--- Begin Data to process ---

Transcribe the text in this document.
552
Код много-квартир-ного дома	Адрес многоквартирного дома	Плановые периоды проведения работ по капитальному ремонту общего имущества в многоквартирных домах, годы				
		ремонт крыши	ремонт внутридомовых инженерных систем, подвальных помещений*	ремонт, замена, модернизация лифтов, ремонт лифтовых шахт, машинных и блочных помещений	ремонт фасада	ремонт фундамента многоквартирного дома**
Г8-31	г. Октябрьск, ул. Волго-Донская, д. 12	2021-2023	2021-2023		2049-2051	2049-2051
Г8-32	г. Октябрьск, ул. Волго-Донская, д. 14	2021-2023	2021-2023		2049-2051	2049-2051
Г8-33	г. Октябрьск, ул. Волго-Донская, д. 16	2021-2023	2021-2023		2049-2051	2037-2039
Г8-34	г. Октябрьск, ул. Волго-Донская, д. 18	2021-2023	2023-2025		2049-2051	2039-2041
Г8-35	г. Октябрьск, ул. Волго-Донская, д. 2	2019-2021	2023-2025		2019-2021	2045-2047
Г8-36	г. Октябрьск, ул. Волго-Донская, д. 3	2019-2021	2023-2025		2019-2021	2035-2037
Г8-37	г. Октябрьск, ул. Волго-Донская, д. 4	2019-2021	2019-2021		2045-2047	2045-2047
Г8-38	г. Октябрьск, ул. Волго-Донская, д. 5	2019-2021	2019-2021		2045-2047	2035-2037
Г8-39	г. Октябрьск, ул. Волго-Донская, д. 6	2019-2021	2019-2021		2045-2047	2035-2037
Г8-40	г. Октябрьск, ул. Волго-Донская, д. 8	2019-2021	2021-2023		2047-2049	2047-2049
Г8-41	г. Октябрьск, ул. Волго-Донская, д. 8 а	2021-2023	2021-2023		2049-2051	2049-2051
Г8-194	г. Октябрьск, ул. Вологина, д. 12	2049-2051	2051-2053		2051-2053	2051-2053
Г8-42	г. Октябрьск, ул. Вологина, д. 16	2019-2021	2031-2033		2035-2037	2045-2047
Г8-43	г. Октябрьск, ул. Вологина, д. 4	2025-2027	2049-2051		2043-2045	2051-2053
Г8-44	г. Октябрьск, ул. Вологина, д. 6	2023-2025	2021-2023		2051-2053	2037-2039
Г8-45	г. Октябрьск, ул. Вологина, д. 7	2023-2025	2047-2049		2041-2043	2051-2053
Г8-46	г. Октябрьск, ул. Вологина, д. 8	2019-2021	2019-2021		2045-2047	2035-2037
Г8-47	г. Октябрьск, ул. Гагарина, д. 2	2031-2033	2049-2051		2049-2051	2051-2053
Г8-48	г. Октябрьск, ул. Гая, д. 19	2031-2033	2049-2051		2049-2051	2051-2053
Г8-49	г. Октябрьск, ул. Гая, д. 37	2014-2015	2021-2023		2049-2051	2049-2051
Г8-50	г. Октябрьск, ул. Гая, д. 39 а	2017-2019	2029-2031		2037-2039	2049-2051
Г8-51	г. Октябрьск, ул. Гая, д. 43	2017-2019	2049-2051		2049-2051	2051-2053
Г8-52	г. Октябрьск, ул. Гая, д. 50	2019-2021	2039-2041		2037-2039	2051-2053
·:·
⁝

--- End Data to process ---
--- Begin Data to process ---

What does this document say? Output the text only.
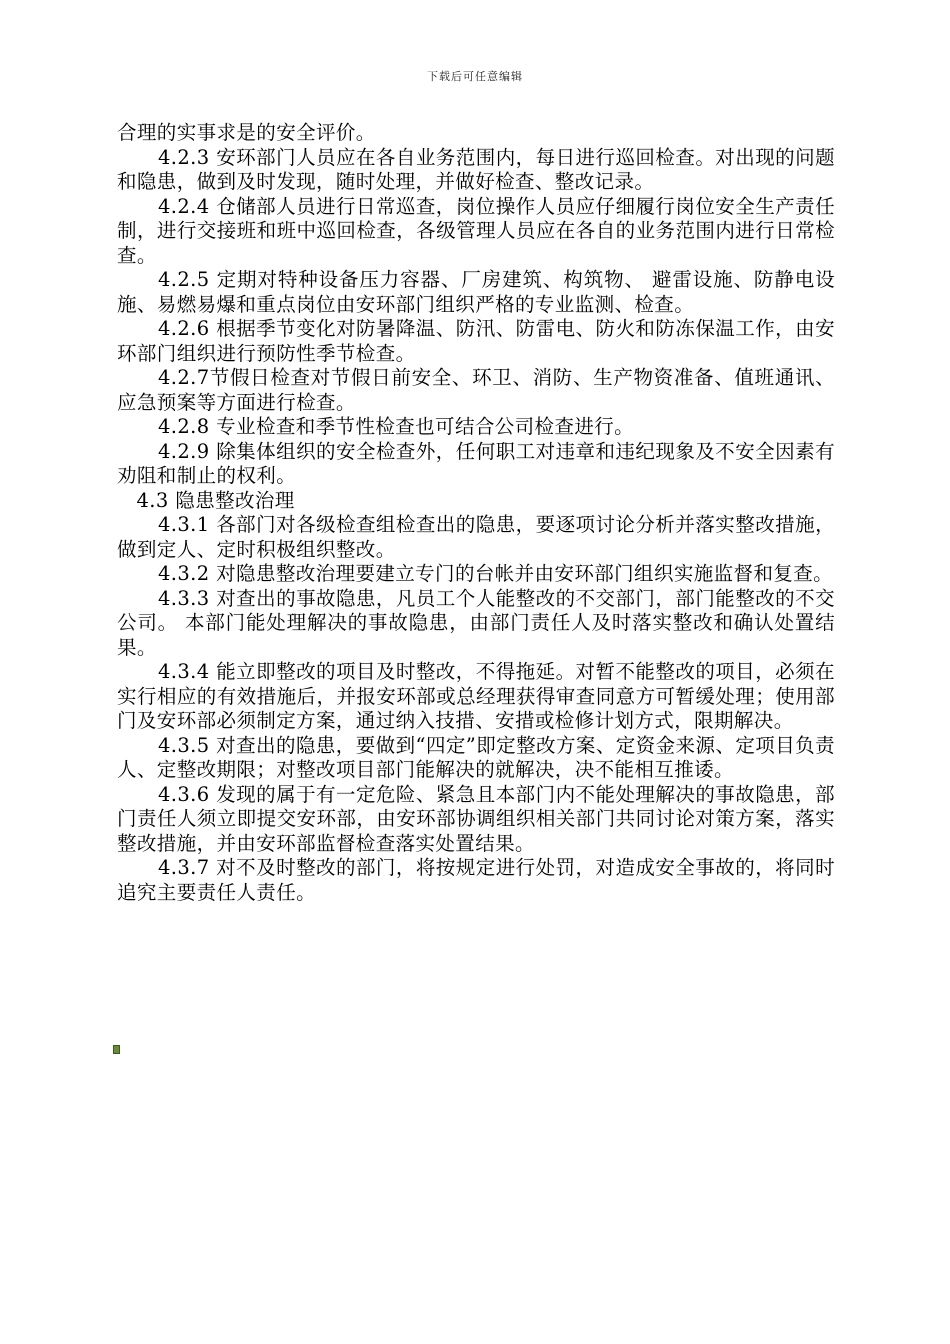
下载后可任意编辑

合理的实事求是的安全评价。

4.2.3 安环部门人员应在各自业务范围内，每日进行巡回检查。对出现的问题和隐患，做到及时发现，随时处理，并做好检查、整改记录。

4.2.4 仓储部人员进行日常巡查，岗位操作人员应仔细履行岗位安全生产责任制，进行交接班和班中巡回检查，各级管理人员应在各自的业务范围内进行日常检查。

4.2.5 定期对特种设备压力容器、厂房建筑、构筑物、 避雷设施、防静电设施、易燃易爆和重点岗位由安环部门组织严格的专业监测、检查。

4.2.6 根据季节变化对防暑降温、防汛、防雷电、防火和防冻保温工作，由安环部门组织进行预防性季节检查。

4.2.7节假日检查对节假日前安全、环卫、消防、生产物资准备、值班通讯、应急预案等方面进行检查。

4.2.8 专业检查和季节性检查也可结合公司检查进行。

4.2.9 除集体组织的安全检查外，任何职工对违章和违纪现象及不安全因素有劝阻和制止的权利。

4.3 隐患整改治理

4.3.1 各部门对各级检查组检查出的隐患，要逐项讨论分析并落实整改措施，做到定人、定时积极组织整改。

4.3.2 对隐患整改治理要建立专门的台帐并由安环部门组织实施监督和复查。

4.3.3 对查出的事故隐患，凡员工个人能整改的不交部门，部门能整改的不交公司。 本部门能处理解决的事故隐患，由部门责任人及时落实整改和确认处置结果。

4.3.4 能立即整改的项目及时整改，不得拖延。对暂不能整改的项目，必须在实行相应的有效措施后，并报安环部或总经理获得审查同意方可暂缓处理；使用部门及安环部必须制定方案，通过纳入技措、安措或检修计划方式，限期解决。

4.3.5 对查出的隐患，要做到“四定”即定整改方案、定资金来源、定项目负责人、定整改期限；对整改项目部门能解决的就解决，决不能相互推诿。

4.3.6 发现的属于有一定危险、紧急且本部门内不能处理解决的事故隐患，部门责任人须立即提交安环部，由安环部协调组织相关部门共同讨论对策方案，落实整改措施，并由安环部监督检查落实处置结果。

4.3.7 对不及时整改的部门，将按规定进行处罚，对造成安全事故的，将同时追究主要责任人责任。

--- End Data to process ---
--- Begin Data to process ---

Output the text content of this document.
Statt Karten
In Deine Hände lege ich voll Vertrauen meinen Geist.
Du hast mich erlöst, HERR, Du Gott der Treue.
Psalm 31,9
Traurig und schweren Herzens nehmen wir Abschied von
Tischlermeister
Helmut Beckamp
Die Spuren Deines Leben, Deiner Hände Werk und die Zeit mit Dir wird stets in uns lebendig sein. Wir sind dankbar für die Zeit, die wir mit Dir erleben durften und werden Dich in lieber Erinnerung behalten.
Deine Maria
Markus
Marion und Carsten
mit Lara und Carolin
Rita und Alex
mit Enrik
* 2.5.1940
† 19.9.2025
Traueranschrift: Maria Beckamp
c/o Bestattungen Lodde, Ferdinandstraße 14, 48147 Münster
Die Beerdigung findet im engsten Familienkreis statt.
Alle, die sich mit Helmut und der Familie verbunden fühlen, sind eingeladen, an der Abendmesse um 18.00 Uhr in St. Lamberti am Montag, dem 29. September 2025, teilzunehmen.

--- End Data to process ---

Written request:
Return each line where "document" shows up.

Answer for the task:
Transcribe the text in this document.
What does this document say? Output the text only.
Output the text content of this document.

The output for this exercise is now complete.